### WHAT IS REQUIRED
Repeat the whole of the data, keeping every detail the same.

### DATA TO PROCESS
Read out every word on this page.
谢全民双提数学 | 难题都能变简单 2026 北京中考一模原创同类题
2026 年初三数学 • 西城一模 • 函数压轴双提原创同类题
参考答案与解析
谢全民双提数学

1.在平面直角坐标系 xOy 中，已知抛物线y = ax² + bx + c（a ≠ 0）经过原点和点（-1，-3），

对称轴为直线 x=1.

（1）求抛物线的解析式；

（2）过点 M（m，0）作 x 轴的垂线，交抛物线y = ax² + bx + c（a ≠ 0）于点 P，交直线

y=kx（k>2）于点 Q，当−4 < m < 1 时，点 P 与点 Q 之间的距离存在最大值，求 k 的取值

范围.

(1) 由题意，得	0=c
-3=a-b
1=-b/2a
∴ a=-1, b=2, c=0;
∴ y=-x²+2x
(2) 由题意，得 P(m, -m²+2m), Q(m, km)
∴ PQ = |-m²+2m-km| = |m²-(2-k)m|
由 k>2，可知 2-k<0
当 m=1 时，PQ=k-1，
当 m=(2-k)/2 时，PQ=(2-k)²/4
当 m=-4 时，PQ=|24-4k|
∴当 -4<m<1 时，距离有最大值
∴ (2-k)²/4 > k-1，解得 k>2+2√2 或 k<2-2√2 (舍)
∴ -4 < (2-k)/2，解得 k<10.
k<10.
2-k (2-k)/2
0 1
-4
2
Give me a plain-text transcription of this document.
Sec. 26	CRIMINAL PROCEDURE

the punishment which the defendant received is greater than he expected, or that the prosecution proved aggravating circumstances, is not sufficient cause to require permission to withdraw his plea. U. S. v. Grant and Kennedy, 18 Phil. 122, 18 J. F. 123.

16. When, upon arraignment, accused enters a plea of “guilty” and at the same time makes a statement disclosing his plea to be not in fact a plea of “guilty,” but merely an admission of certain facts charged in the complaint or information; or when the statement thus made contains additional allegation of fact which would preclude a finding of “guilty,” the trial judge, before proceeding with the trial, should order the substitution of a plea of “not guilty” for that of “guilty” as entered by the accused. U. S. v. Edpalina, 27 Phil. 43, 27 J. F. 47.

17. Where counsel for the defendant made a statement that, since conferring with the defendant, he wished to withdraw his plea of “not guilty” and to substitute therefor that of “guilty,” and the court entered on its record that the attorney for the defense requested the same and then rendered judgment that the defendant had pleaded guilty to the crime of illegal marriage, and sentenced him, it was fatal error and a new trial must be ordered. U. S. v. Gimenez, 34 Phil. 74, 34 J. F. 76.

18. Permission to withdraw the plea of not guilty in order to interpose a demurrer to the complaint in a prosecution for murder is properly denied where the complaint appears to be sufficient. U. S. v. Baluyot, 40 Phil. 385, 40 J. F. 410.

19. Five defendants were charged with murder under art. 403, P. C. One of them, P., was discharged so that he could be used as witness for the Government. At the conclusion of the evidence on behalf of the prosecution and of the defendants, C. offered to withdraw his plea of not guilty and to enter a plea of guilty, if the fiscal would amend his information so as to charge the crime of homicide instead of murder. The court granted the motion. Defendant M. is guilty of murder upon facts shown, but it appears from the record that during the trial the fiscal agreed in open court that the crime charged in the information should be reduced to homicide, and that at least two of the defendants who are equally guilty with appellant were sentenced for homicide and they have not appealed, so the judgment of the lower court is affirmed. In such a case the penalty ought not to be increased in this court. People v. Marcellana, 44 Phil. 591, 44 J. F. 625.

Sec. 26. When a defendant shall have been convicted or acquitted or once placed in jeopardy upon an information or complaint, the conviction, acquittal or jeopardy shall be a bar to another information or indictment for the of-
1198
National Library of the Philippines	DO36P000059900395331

### EXPECTED ANSWER
Read out every word on this page.
谢全民双提数学 | 难题都能变简单 2026 北京中考一模原创同类题
2026 年初三数学 • 西城一模 • 函数压轴双提原创同类题
参考答案与解析
谢全民双提数学

1.在平面直角坐标系 xOy 中，已知抛物线y = ax² + bx + c（a ≠ 0）经过原点和点（-1，-3），

对称轴为直线 x=1.

（1）求抛物线的解析式；

（2）过点 M（m，0）作 x 轴的垂线，交抛物线y = ax² + bx + c（a ≠ 0）于点 P，交直线

y=kx（k>2）于点 Q，当−4 < m < 1 时，点 P 与点 Q 之间的距离存在最大值，求 k 的取值

范围.

(1) 由题意，得	0=c
-3=a-b
1=-b/2a
∴ a=-1, b=2, c=0;
∴ y=-x²+2x
(2) 由题意，得 P(m, -m²+2m), Q(m, km)
∴ PQ = |-m²+2m-km| = |m²-(2-k)m|
由 k>2，可知 2-k<0
当 m=1 时，PQ=k-1，
当 m=(2-k)/2 时，PQ=(2-k)²/4
当 m=-4 时，PQ=|24-4k|
∴当 -4<m<1 时，距离有最大值
∴ (2-k)²/4 > k-1，解得 k>2+2√2 或 k<2-2√2 (舍)
∴ -4 < (2-k)/2，解得 k<10.
k<10.
2-k (2-k)/2
0 1
-4
2
Give me a plain-text transcription of this document.
Sec. 26	CRIMINAL PROCEDURE

the punishment which the defendant received is greater than he expected, or that the prosecution proved aggravating circumstances, is not sufficient cause to require permission to withdraw his plea. U. S. v. Grant and Kennedy, 18 Phil. 122, 18 J. F. 123.

16. When, upon arraignment, accused enters a plea of “guilty” and at the same time makes a statement disclosing his plea to be not in fact a plea of “guilty,” but merely an admission of certain facts charged in the complaint or information; or when the statement thus made contains additional allegation of fact which would preclude a finding of “guilty,” the trial judge, before proceeding with the trial, should order the substitution of a plea of “not guilty” for that of “guilty” as entered by the accused. U. S. v. Edpalina, 27 Phil. 43, 27 J. F. 47.

17. Where counsel for the defendant made a statement that, since conferring with the defendant, he wished to withdraw his plea of “not guilty” and to substitute therefor that of “guilty,” and the court entered on its record that the attorney for the defense requested the same and then rendered judgment that the defendant had pleaded guilty to the crime of illegal marriage, and sentenced him, it was fatal error and a new trial must be ordered. U. S. v. Gimenez, 34 Phil. 74, 34 J. F. 76.

18. Permission to withdraw the plea of not guilty in order to interpose a demurrer to the complaint in a prosecution for murder is properly denied where the complaint appears to be sufficient. U. S. v. Baluyot, 40 Phil. 385, 40 J. F. 410.

19. Five defendants were charged with murder under art. 403, P. C. One of them, P., was discharged so that he could be used as witness for the Government. At the conclusion of the evidence on behalf of the prosecution and of the defendants, C. offered to withdraw his plea of not guilty and to enter a plea of guilty, if the fiscal would amend his information so as to charge the crime of homicide instead of murder. The court granted the motion. Defendant M. is guilty of murder upon facts shown, but it appears from the record that during the trial the fiscal agreed in open court that the crime charged in the information should be reduced to homicide, and that at least two of the defendants who are equally guilty with appellant were sentenced for homicide and they have not appealed, so the judgment of the lower court is affirmed. In such a case the penalty ought not to be increased in this court. People v. Marcellana, 44 Phil. 591, 44 J. F. 625.

Sec. 26. When a defendant shall have been convicted or acquitted or once placed in jeopardy upon an information or complaint, the conviction, acquittal or jeopardy shall be a bar to another information or indictment for the of-
1198
National Library of the Philippines	DO36P000059900395331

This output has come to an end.